# START OF ENTRIES

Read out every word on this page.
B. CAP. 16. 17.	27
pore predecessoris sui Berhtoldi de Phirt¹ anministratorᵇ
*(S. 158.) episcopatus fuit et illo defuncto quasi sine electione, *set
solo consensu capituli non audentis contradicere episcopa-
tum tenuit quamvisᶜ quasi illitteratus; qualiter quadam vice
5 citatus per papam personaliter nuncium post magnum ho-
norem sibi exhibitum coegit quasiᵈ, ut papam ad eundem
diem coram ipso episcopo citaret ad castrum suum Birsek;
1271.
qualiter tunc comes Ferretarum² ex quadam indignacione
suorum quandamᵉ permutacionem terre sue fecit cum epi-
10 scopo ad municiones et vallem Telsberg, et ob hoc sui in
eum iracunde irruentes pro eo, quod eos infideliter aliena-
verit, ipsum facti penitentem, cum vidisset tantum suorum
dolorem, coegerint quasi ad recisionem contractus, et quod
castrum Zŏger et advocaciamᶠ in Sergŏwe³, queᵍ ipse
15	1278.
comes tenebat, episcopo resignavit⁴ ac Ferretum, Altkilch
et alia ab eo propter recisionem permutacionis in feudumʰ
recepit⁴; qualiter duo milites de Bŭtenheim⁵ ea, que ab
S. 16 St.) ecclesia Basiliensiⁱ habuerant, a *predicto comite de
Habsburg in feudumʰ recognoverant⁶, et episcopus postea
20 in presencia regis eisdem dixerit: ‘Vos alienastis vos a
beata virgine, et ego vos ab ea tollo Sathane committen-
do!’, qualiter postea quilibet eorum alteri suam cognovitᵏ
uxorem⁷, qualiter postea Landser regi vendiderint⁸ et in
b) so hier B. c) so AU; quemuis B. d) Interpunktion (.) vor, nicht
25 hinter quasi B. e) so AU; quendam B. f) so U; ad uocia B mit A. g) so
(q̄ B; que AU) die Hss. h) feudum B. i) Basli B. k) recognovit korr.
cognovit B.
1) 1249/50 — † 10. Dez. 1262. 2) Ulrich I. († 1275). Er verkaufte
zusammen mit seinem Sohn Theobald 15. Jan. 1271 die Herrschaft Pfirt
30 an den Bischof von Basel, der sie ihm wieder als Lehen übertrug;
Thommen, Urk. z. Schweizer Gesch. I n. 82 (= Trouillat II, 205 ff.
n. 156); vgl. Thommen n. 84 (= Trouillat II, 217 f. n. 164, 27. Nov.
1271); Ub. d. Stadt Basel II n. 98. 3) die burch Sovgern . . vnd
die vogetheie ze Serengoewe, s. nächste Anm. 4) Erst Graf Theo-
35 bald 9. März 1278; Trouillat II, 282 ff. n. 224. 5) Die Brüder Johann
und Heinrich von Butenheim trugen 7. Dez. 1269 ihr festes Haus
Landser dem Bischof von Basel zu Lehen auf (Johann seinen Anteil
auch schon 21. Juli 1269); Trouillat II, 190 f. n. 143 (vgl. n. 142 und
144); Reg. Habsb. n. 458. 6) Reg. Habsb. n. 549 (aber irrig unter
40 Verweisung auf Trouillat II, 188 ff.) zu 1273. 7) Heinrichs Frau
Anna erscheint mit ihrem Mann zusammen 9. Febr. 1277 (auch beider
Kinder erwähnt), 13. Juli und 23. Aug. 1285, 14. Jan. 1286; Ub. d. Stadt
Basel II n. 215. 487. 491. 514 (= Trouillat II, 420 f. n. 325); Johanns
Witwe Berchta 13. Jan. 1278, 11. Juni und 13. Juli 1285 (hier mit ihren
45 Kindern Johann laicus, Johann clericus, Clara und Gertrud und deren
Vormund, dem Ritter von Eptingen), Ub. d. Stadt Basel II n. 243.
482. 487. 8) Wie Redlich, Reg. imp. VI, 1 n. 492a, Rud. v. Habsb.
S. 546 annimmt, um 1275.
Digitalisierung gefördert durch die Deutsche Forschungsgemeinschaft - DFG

# END OF ENTRIES

List all lines holding the string "recisionem".

dolorem, coegerint quasi ad recisionem contractus, et quod
et alia ab eo propter recisionem permutacionis in feudumʰ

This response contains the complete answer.